→ Task description
Rewrite the lines below with every occurrence of "colorbar-segment" changed to "color-scale-band" and all other text left unchanged. Omit the pictures from your answer.

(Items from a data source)
....

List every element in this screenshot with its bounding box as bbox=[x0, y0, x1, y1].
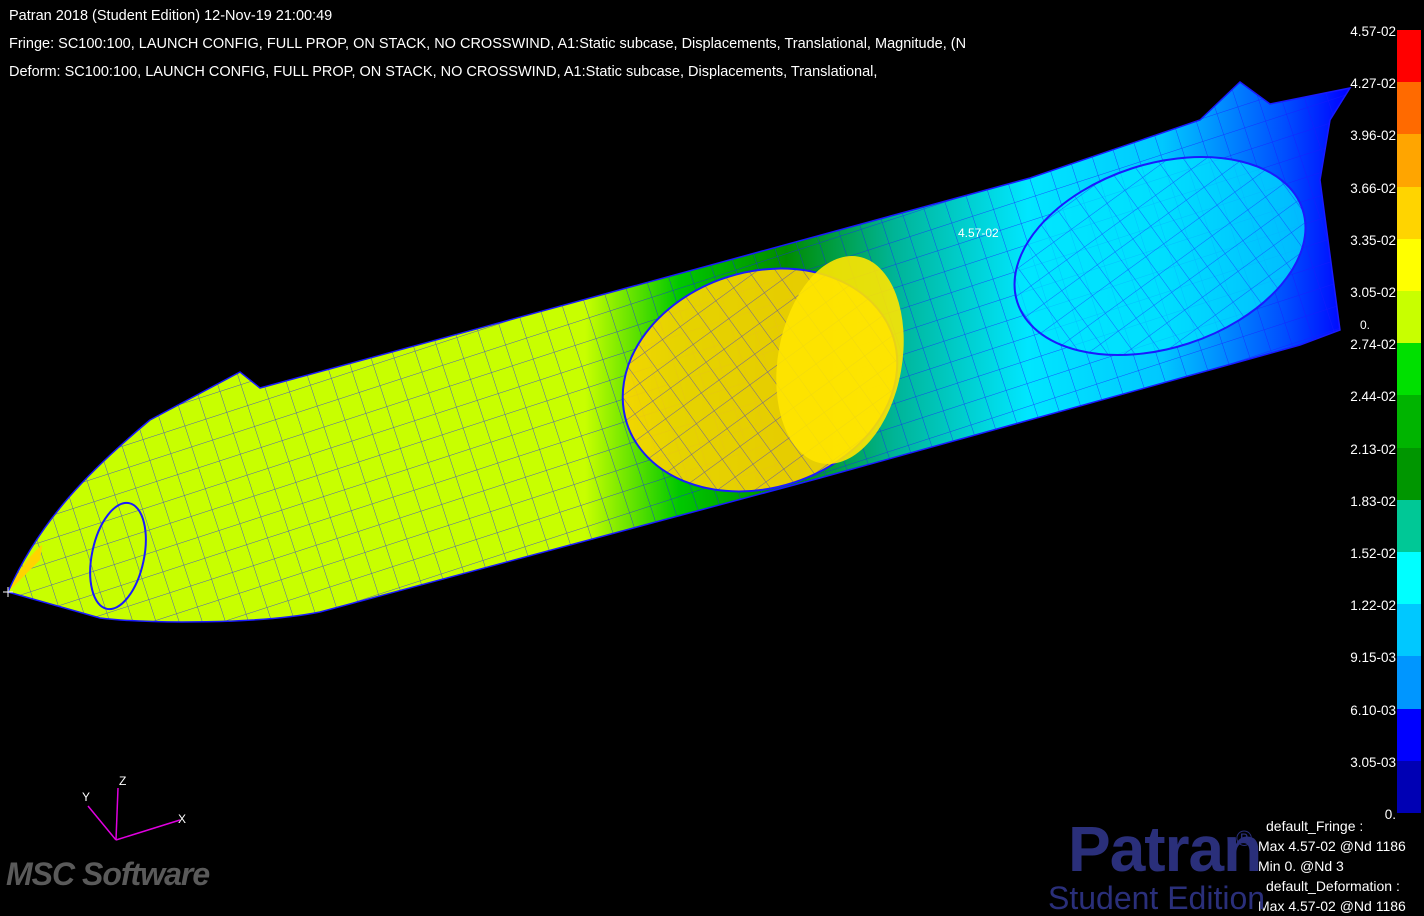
legend-value: 0. bbox=[1384, 807, 1396, 822]
msc-software-logo: MSC Software bbox=[6, 856, 210, 892]
colorbar-segment bbox=[1397, 134, 1421, 188]
colorbar-segment bbox=[1397, 760, 1421, 814]
axis-x-label: X bbox=[178, 812, 187, 826]
legend-value: 1.83-02 bbox=[1350, 493, 1396, 509]
fringe-info-max: Max 4.57-02 @Nd 1186 bbox=[1258, 838, 1406, 854]
legend-value: 3.05-02 bbox=[1350, 285, 1396, 300]
deform-description: Deform: SC100:100, LAUNCH CONFIG, FULL P… bbox=[9, 64, 878, 80]
axis-y-label: Y bbox=[82, 790, 91, 804]
colorbar-segment bbox=[1397, 447, 1421, 501]
colorbar-segment bbox=[1397, 708, 1421, 762]
axis-triad bbox=[87, 787, 181, 841]
axis-z-label: Z bbox=[119, 774, 127, 788]
legend-value: 4.57-02 bbox=[1350, 24, 1396, 39]
legend-value: 2.44-02 bbox=[1350, 389, 1396, 405]
colorbar-segment bbox=[1397, 238, 1421, 292]
legend-value: 6.10-03 bbox=[1350, 702, 1396, 718]
fringe-colorbar bbox=[1397, 30, 1421, 814]
legend-value: 3.66-02 bbox=[1350, 180, 1396, 196]
fringe-description: Fringe: SC100:100, LAUNCH CONFIG, FULL P… bbox=[9, 36, 967, 52]
colorbar-segment bbox=[1397, 291, 1421, 344]
colorbar-segment bbox=[1397, 552, 1421, 605]
origin-label: 0. bbox=[1360, 318, 1371, 332]
legend-value: 2.74-02 bbox=[1350, 337, 1396, 353]
legend-value: 9.15-03 bbox=[1350, 650, 1396, 666]
legend-value: 3.35-02 bbox=[1350, 232, 1396, 248]
colorbar-segment bbox=[1397, 343, 1421, 396]
fringe-info-title: default_Fringe : bbox=[1266, 818, 1364, 834]
deform-info-title: default_Deformation : bbox=[1266, 878, 1400, 894]
legend-value: 1.52-02 bbox=[1350, 546, 1396, 561]
fringe-info-min: Min 0. @Nd 3 bbox=[1258, 858, 1344, 874]
colorbar-segment bbox=[1397, 604, 1421, 657]
legend-value: 3.96-02 bbox=[1350, 128, 1396, 144]
legend-value: 4.27-02 bbox=[1350, 76, 1396, 92]
max-marker-label: 4.57-02 bbox=[958, 226, 999, 240]
nose-ring bbox=[89, 501, 147, 611]
patran-registered-mark: ® bbox=[1236, 826, 1253, 851]
colorbar-segment bbox=[1397, 499, 1421, 553]
patran-logo: Patran bbox=[1068, 813, 1262, 885]
legend-value: 2.13-02 bbox=[1350, 441, 1396, 457]
legend-value: 1.22-02 bbox=[1350, 598, 1396, 614]
colorbar-segment bbox=[1397, 82, 1421, 135]
viewport-title: Patran 2018 (Student Edition) 12-Nov-19 … bbox=[9, 8, 333, 24]
colorbar-segment bbox=[1397, 186, 1421, 240]
colorbar-segment bbox=[1397, 656, 1421, 710]
legend-value: 3.05-03 bbox=[1350, 754, 1396, 770]
colorbar-segment bbox=[1397, 30, 1421, 83]
colorbar-segment bbox=[1397, 395, 1421, 449]
patran-edition-label: Student Edition bbox=[1048, 880, 1266, 916]
deform-info-max: Max 4.57-02 @Nd 1186 bbox=[1258, 898, 1406, 914]
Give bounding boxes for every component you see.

....

→ Solved problem
List every element in this screenshot with its bounding box as bbox=[x0, y0, x1, y1].
legend-value: 0. bbox=[1384, 807, 1396, 822]
msc-software-logo: MSC Software bbox=[6, 856, 210, 892]
color-scale-band bbox=[1397, 134, 1421, 188]
color-scale-band bbox=[1397, 760, 1421, 814]
axis-x-label: X bbox=[178, 812, 187, 826]
legend-value: 1.83-02 bbox=[1350, 493, 1396, 509]
fringe-info-max: Max 4.57-02 @Nd 1186 bbox=[1258, 838, 1406, 854]
legend-value: 3.05-02 bbox=[1350, 285, 1396, 300]
deform-description: Deform: SC100:100, LAUNCH CONFIG, FULL P… bbox=[9, 64, 878, 80]
axis-y-label: Y bbox=[82, 790, 91, 804]
color-scale-band bbox=[1397, 447, 1421, 501]
color-scale-band bbox=[1397, 708, 1421, 762]
axis-triad bbox=[87, 787, 181, 841]
axis-z-label: Z bbox=[119, 774, 127, 788]
legend-value: 4.57-02 bbox=[1350, 24, 1396, 39]
legend-value: 2.44-02 bbox=[1350, 389, 1396, 405]
color-scale-band bbox=[1397, 238, 1421, 292]
legend-value: 6.10-03 bbox=[1350, 702, 1396, 718]
fringe-colorbar bbox=[1397, 30, 1421, 814]
legend-value: 3.66-02 bbox=[1350, 180, 1396, 196]
fringe-description: Fringe: SC100:100, LAUNCH CONFIG, FULL P… bbox=[9, 36, 967, 52]
color-scale-band bbox=[1397, 291, 1421, 344]
color-scale-band bbox=[1397, 552, 1421, 605]
origin-label: 0. bbox=[1360, 318, 1371, 332]
legend-value: 2.74-02 bbox=[1350, 337, 1396, 353]
legend-value: 9.15-03 bbox=[1350, 650, 1396, 666]
legend-value: 3.35-02 bbox=[1350, 232, 1396, 248]
color-scale-band bbox=[1397, 343, 1421, 396]
fringe-info-title: default_Fringe : bbox=[1266, 818, 1364, 834]
deform-info-title: default_Deformation : bbox=[1266, 878, 1400, 894]
legend-value: 1.52-02 bbox=[1350, 546, 1396, 561]
fringe-info-min: Min 0. @Nd 3 bbox=[1258, 858, 1344, 874]
color-scale-band bbox=[1397, 604, 1421, 657]
legend-value: 3.96-02 bbox=[1350, 128, 1396, 144]
legend-value: 4.27-02 bbox=[1350, 76, 1396, 92]
max-marker-label: 4.57-02 bbox=[958, 226, 999, 240]
nose-ring bbox=[89, 501, 147, 611]
patran-registered-mark: ® bbox=[1236, 826, 1253, 851]
color-scale-band bbox=[1397, 499, 1421, 553]
patran-logo: Patran bbox=[1068, 813, 1262, 885]
legend-value: 2.13-02 bbox=[1350, 441, 1396, 457]
legend-value: 1.22-02 bbox=[1350, 598, 1396, 614]
color-scale-band bbox=[1397, 82, 1421, 135]
viewport-title: Patran 2018 (Student Edition) 12-Nov-19 … bbox=[9, 8, 333, 24]
color-scale-band bbox=[1397, 186, 1421, 240]
color-scale-band bbox=[1397, 656, 1421, 710]
legend-value: 3.05-03 bbox=[1350, 754, 1396, 770]
color-scale-band bbox=[1397, 30, 1421, 83]
color-scale-band bbox=[1397, 395, 1421, 449]
patran-edition-label: Student Edition bbox=[1048, 880, 1266, 916]
deform-info-max: Max 4.57-02 @Nd 1186 bbox=[1258, 898, 1406, 914]
Give bounding boxes for every component you see.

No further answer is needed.